» **Instructions to follow**:
From the entries below, copy out every line with "ylabel" in it.

(Dataset entries on figures)
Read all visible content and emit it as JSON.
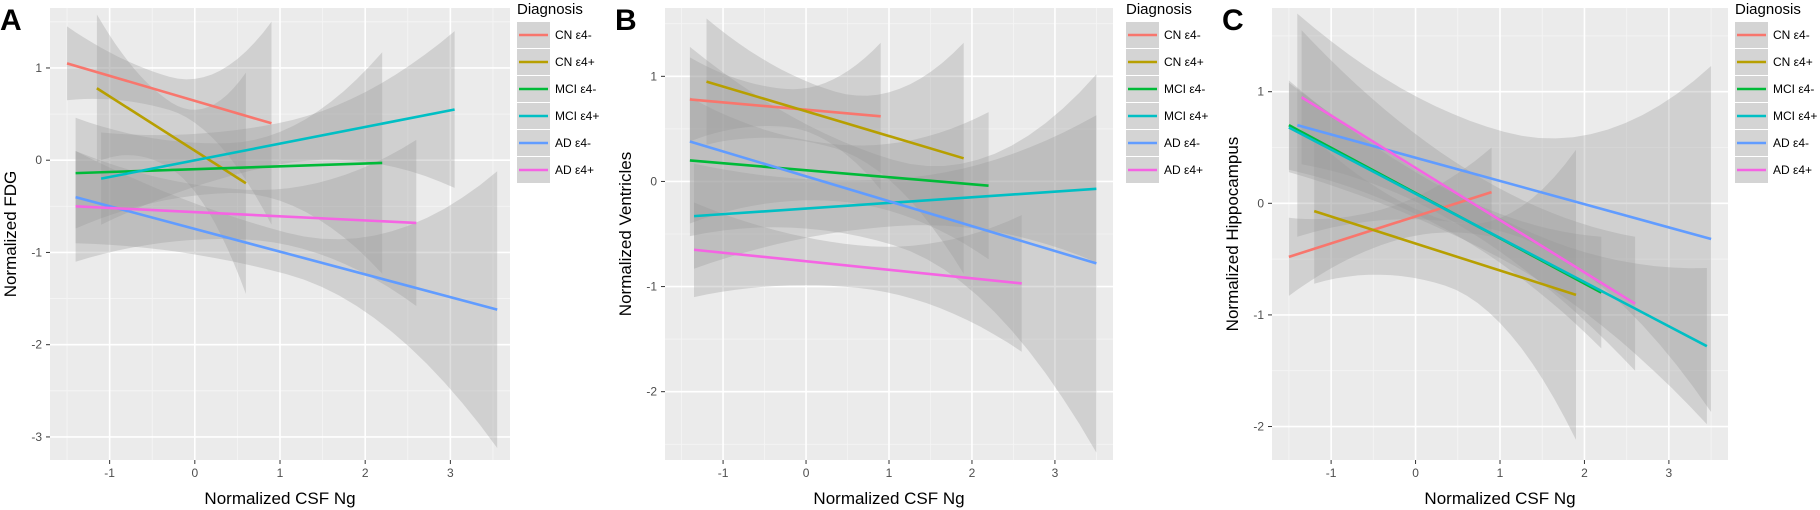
{
  "chart_data": [
    {
      "type": "line",
      "panel": "A",
      "xlabel": "Normalized CSF Ng",
      "ylabel": "Normalized FDG",
      "xlim": [
        -1.7,
        3.7
      ],
      "ylim": [
        -3.25,
        1.65
      ],
      "xticks": [
        -1,
        0,
        1,
        2,
        3
      ],
      "yticks": [
        -3,
        -2,
        -1,
        0,
        1
      ],
      "legend_title": "Diagnosis",
      "series": [
        {
          "name": "CN ε4-",
          "color": "#F8766D",
          "x": [
            -1.5,
            0.9
          ],
          "y": [
            1.05,
            0.4
          ],
          "ci_width": [
            0.4,
            1.1
          ]
        },
        {
          "name": "CN ε4+",
          "color": "#B79F00",
          "x": [
            -1.15,
            0.6
          ],
          "y": [
            0.78,
            -0.25
          ],
          "ci_width": [
            0.8,
            1.2
          ]
        },
        {
          "name": "MCI ε4-",
          "color": "#00BA38",
          "x": [
            -1.4,
            2.2
          ],
          "y": [
            -0.14,
            -0.03
          ],
          "ci_width": [
            0.6,
            1.2
          ]
        },
        {
          "name": "MCI ε4+",
          "color": "#00BFC4",
          "x": [
            -1.1,
            3.05
          ],
          "y": [
            -0.2,
            0.55
          ],
          "ci_width": [
            0.5,
            0.85
          ]
        },
        {
          "name": "AD ε4-",
          "color": "#619CFF",
          "x": [
            -1.4,
            3.55
          ],
          "y": [
            -0.4,
            -1.62
          ],
          "ci_width": [
            0.5,
            1.5
          ]
        },
        {
          "name": "AD ε4+",
          "color": "#F564E3",
          "x": [
            -1.4,
            2.6
          ],
          "y": [
            -0.5,
            -0.68
          ],
          "ci_width": [
            0.6,
            0.9
          ]
        }
      ]
    },
    {
      "type": "line",
      "panel": "B",
      "xlabel": "Normalized CSF Ng",
      "ylabel": "Normalized Ventricles",
      "xlim": [
        -1.7,
        3.7
      ],
      "ylim": [
        -2.65,
        1.65
      ],
      "xticks": [
        -1,
        0,
        1,
        2,
        3
      ],
      "yticks": [
        -2,
        -1,
        0,
        1
      ],
      "legend_title": "Diagnosis",
      "series": [
        {
          "name": "CN ε4-",
          "color": "#F8766D",
          "x": [
            -1.4,
            0.9
          ],
          "y": [
            0.78,
            0.62
          ],
          "ci_width": [
            0.4,
            0.7
          ]
        },
        {
          "name": "CN ε4+",
          "color": "#B79F00",
          "x": [
            -1.2,
            1.9
          ],
          "y": [
            0.95,
            0.22
          ],
          "ci_width": [
            0.6,
            1.1
          ]
        },
        {
          "name": "MCI ε4-",
          "color": "#00BA38",
          "x": [
            -1.4,
            2.2
          ],
          "y": [
            0.2,
            -0.04
          ],
          "ci_width": [
            0.6,
            0.7
          ]
        },
        {
          "name": "MCI ε4+",
          "color": "#00BFC4",
          "x": [
            -1.35,
            3.5
          ],
          "y": [
            -0.33,
            -0.07
          ],
          "ci_width": [
            0.5,
            0.7
          ]
        },
        {
          "name": "AD ε4-",
          "color": "#619CFF",
          "x": [
            -1.4,
            3.5
          ],
          "y": [
            0.38,
            -0.78
          ],
          "ci_width": [
            0.9,
            1.8
          ]
        },
        {
          "name": "AD ε4+",
          "color": "#F564E3",
          "x": [
            -1.35,
            2.6
          ],
          "y": [
            -0.65,
            -0.97
          ],
          "ci_width": [
            0.45,
            0.65
          ]
        }
      ]
    },
    {
      "type": "line",
      "panel": "C",
      "xlabel": "Normalized CSF Ng",
      "ylabel": "Normalized Hippocampus",
      "xlim": [
        -1.7,
        3.7
      ],
      "ylim": [
        -2.3,
        1.75
      ],
      "xticks": [
        -1,
        0,
        1,
        2,
        3
      ],
      "yticks": [
        -2,
        -1,
        0,
        1
      ],
      "legend_title": "Diagnosis",
      "series": [
        {
          "name": "CN ε4-",
          "color": "#F8766D",
          "x": [
            -1.5,
            0.9
          ],
          "y": [
            -0.48,
            0.1
          ],
          "ci_width": [
            0.35,
            0.4
          ]
        },
        {
          "name": "CN ε4+",
          "color": "#B79F00",
          "x": [
            -1.2,
            1.9
          ],
          "y": [
            -0.07,
            -0.82
          ],
          "ci_width": [
            0.65,
            1.3
          ]
        },
        {
          "name": "MCI ε4-",
          "color": "#00BA38",
          "x": [
            -1.5,
            2.2
          ],
          "y": [
            0.7,
            -0.8
          ],
          "ci_width": [
            0.4,
            0.5
          ]
        },
        {
          "name": "MCI ε4+",
          "color": "#00BFC4",
          "x": [
            -1.5,
            3.45
          ],
          "y": [
            0.68,
            -1.28
          ],
          "ci_width": [
            0.4,
            0.7
          ]
        },
        {
          "name": "AD ε4-",
          "color": "#619CFF",
          "x": [
            -1.4,
            3.5
          ],
          "y": [
            0.7,
            -0.32
          ],
          "ci_width": [
            1.0,
            1.55
          ]
        },
        {
          "name": "AD ε4+",
          "color": "#F564E3",
          "x": [
            -1.35,
            2.6
          ],
          "y": [
            0.95,
            -0.9
          ],
          "ci_width": [
            0.6,
            0.6
          ]
        }
      ]
    }
  ]
}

» **Written reply**:
      "ylabel": "Normalized FDG",
      "ylabel": "Normalized Ventricles",
      "ylabel": "Normalized Hippocampus",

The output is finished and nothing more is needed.